Entries from a visual dataset:
----------

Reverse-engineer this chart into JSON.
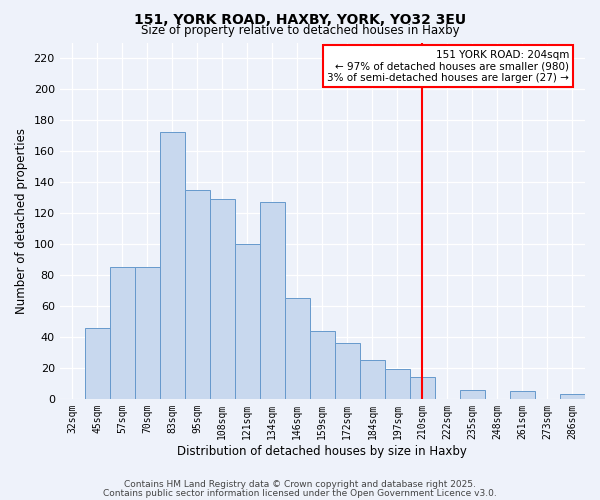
{
  "title": "151, YORK ROAD, HAXBY, YORK, YO32 3EU",
  "subtitle": "Size of property relative to detached houses in Haxby",
  "xlabel": "Distribution of detached houses by size in Haxby",
  "ylabel": "Number of detached properties",
  "bar_labels": [
    "32sqm",
    "45sqm",
    "57sqm",
    "70sqm",
    "83sqm",
    "95sqm",
    "108sqm",
    "121sqm",
    "134sqm",
    "146sqm",
    "159sqm",
    "172sqm",
    "184sqm",
    "197sqm",
    "210sqm",
    "222sqm",
    "235sqm",
    "248sqm",
    "261sqm",
    "273sqm",
    "286sqm"
  ],
  "bar_values": [
    0,
    46,
    85,
    85,
    172,
    135,
    129,
    100,
    127,
    65,
    44,
    36,
    25,
    19,
    14,
    0,
    6,
    0,
    5,
    0,
    3
  ],
  "bar_color": "#c8d8ee",
  "bar_edge_color": "#6699cc",
  "vline_x": 14,
  "vline_color": "red",
  "ylim": [
    0,
    230
  ],
  "yticks": [
    0,
    20,
    40,
    60,
    80,
    100,
    120,
    140,
    160,
    180,
    200,
    220
  ],
  "annotation_title": "151 YORK ROAD: 204sqm",
  "annotation_line1": "← 97% of detached houses are smaller (980)",
  "annotation_line2": "3% of semi-detached houses are larger (27) →",
  "annotation_box_color": "#ffffff",
  "annotation_box_edge": "red",
  "footer1": "Contains HM Land Registry data © Crown copyright and database right 2025.",
  "footer2": "Contains public sector information licensed under the Open Government Licence v3.0.",
  "background_color": "#eef2fa",
  "grid_color": "#ffffff",
  "title_fontsize": 10,
  "subtitle_fontsize": 8.5,
  "xlabel_fontsize": 8.5,
  "ylabel_fontsize": 8.5,
  "tick_fontsize": 7,
  "footer_fontsize": 6.5
}
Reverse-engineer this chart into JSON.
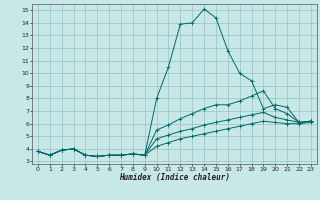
{
  "title": "",
  "xlabel": "Humidex (Indice chaleur)",
  "ylabel": "",
  "bg_color": "#c8e8e8",
  "grid_color": "#8cb8b8",
  "line_color": "#006868",
  "xlim": [
    -0.5,
    23.5
  ],
  "ylim": [
    2.8,
    15.5
  ],
  "xticks": [
    0,
    1,
    2,
    3,
    4,
    5,
    6,
    7,
    8,
    9,
    10,
    11,
    12,
    13,
    14,
    15,
    16,
    17,
    18,
    19,
    20,
    21,
    22,
    23
  ],
  "yticks": [
    3,
    4,
    5,
    6,
    7,
    8,
    9,
    10,
    11,
    12,
    13,
    14,
    15
  ],
  "curves": [
    {
      "x": [
        0,
        1,
        2,
        3,
        4,
        5,
        6,
        7,
        8,
        9,
        10,
        11,
        12,
        13,
        14,
        15,
        16,
        17,
        18,
        19,
        20,
        21,
        22,
        23
      ],
      "y": [
        3.8,
        3.5,
        3.9,
        4.0,
        3.5,
        3.4,
        3.5,
        3.5,
        3.6,
        3.5,
        8.0,
        10.5,
        13.9,
        14.0,
        15.1,
        14.4,
        11.8,
        10.0,
        9.4,
        7.2,
        7.5,
        7.3,
        6.1,
        6.2
      ]
    },
    {
      "x": [
        0,
        1,
        2,
        3,
        4,
        5,
        6,
        7,
        8,
        9,
        10,
        11,
        12,
        13,
        14,
        15,
        16,
        17,
        18,
        19,
        20,
        21,
        22,
        23
      ],
      "y": [
        3.8,
        3.5,
        3.9,
        4.0,
        3.5,
        3.4,
        3.5,
        3.5,
        3.6,
        3.5,
        5.5,
        5.9,
        6.4,
        6.8,
        7.2,
        7.5,
        7.5,
        7.8,
        8.2,
        8.6,
        7.2,
        6.8,
        6.1,
        6.2
      ]
    },
    {
      "x": [
        0,
        1,
        2,
        3,
        4,
        5,
        6,
        7,
        8,
        9,
        10,
        11,
        12,
        13,
        14,
        15,
        16,
        17,
        18,
        19,
        20,
        21,
        22,
        23
      ],
      "y": [
        3.8,
        3.5,
        3.9,
        4.0,
        3.5,
        3.4,
        3.5,
        3.5,
        3.6,
        3.5,
        4.8,
        5.1,
        5.4,
        5.6,
        5.9,
        6.1,
        6.3,
        6.5,
        6.7,
        6.9,
        6.5,
        6.3,
        6.1,
        6.2
      ]
    },
    {
      "x": [
        0,
        1,
        2,
        3,
        4,
        5,
        6,
        7,
        8,
        9,
        10,
        11,
        12,
        13,
        14,
        15,
        16,
        17,
        18,
        19,
        20,
        21,
        22,
        23
      ],
      "y": [
        3.8,
        3.5,
        3.9,
        4.0,
        3.5,
        3.4,
        3.5,
        3.5,
        3.6,
        3.5,
        4.2,
        4.5,
        4.8,
        5.0,
        5.2,
        5.4,
        5.6,
        5.8,
        6.0,
        6.2,
        6.1,
        6.0,
        6.0,
        6.1
      ]
    }
  ]
}
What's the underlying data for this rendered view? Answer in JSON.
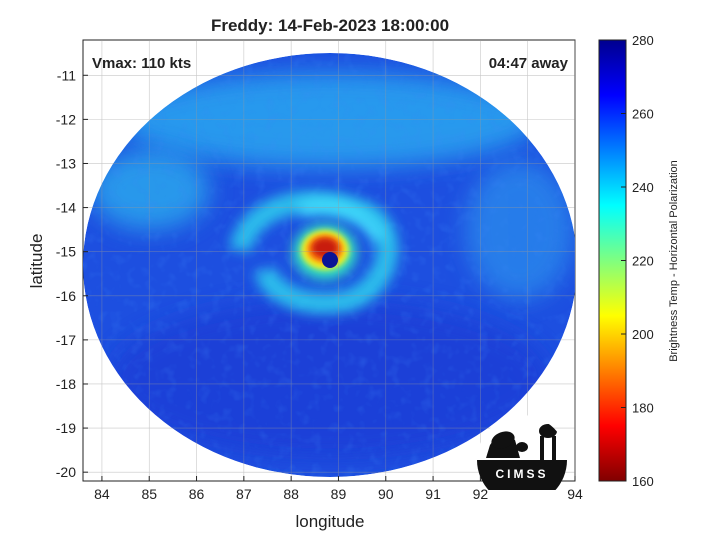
{
  "title": "Freddy: 14-Feb-2023 18:00:00",
  "annotations": {
    "vmax": "Vmax: 110 kts",
    "time_away": "04:47 away"
  },
  "axes": {
    "xlabel": "longitude",
    "ylabel": "latitude",
    "xlim": [
      83.6,
      94
    ],
    "ylim": [
      -20.2,
      -10.2
    ],
    "xticks": [
      "84",
      "85",
      "86",
      "87",
      "88",
      "89",
      "90",
      "91",
      "92",
      "93",
      "94"
    ],
    "yticks": [
      "-11",
      "-12",
      "-13",
      "-14",
      "-15",
      "-16",
      "-17",
      "-18",
      "-19",
      "-20"
    ],
    "grid": true
  },
  "colorbar": {
    "label": "Brightness Temp - Horizontal Polarization",
    "range": [
      160,
      280
    ],
    "ticks": [
      "280",
      "260",
      "240",
      "220",
      "200",
      "180",
      "160"
    ],
    "colormap": "jet"
  },
  "logo": {
    "text": "CIMSS"
  },
  "colors": {
    "background_cool": "#1e50e6",
    "ring_cyan": "#28c8e6",
    "eyewall_red": "#c81e0a",
    "eye_blue": "#0a1496"
  },
  "chart_data": {
    "type": "heatmap",
    "title": "Freddy: 14-Feb-2023 18:00:00",
    "xlabel": "longitude",
    "ylabel": "latitude",
    "xlim": [
      83.6,
      94
    ],
    "ylim": [
      -20.2,
      -10.2
    ],
    "storm_center": [
      88.8,
      -15.2
    ],
    "value_range": [
      160,
      280
    ],
    "value_label": "Brightness Temp - Horizontal Polarization"
  }
}
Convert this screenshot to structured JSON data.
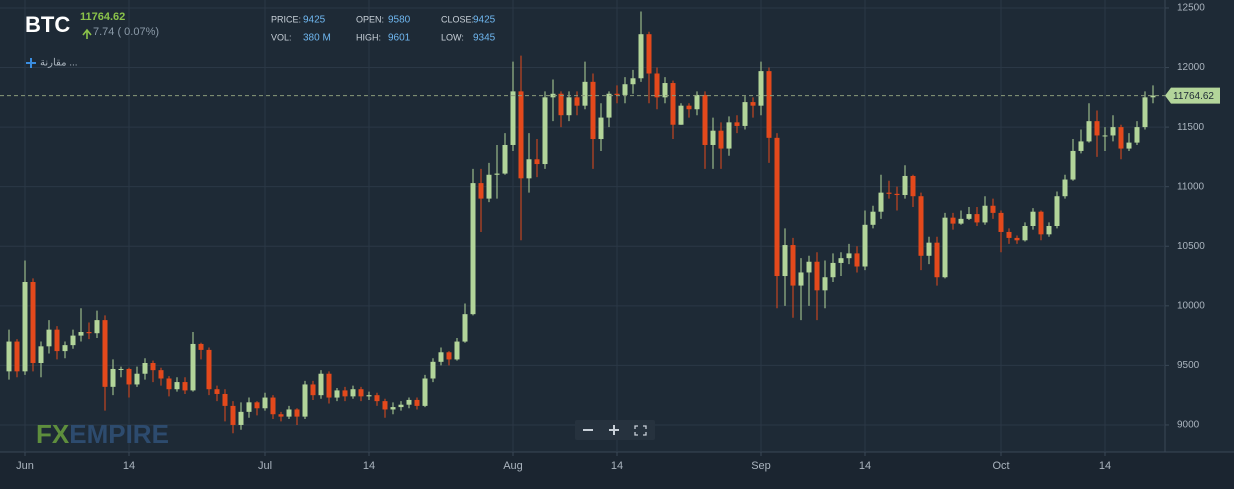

----------

Directions for this task —
Go through the entries and return each line where the word "detached" appears.

Correct answer —
  "subtitle": "Size of property relative to detached houses in Haxby",
  "xlabel": "Distribution of detached houses by size in Haxby",
  "ylabel": "Number of detached properties",
  "annotation_line1": "← 97% of detached houses are smaller (980)",
  "annotation_line2": "3% of semi-detached houses are larger (27) →",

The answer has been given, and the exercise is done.